Identify the lines that contain the string "source" and copy all of them.

══════

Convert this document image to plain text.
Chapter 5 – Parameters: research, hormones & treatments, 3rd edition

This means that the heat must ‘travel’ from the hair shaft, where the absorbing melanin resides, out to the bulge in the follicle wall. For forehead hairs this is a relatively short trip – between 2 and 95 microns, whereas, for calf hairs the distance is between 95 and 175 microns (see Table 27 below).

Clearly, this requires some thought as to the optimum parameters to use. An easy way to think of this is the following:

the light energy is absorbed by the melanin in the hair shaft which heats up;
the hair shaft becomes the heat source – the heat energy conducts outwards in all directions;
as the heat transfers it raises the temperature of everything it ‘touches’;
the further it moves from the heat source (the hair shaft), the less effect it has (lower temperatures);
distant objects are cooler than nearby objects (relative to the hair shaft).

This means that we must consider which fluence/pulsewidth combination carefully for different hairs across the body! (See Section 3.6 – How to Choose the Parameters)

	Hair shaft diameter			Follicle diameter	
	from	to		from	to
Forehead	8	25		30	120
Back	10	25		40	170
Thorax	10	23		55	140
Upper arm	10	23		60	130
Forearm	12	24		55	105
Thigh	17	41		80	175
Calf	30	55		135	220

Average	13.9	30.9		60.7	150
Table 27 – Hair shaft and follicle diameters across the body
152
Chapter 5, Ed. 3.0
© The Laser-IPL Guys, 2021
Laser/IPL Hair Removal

══════

§ **Exercise result**
the hair shaft becomes the heat source – the heat energy conducts outwards in all directions;
the further it moves from the heat source (the hair shaft), the less effect it has (lower temperatures);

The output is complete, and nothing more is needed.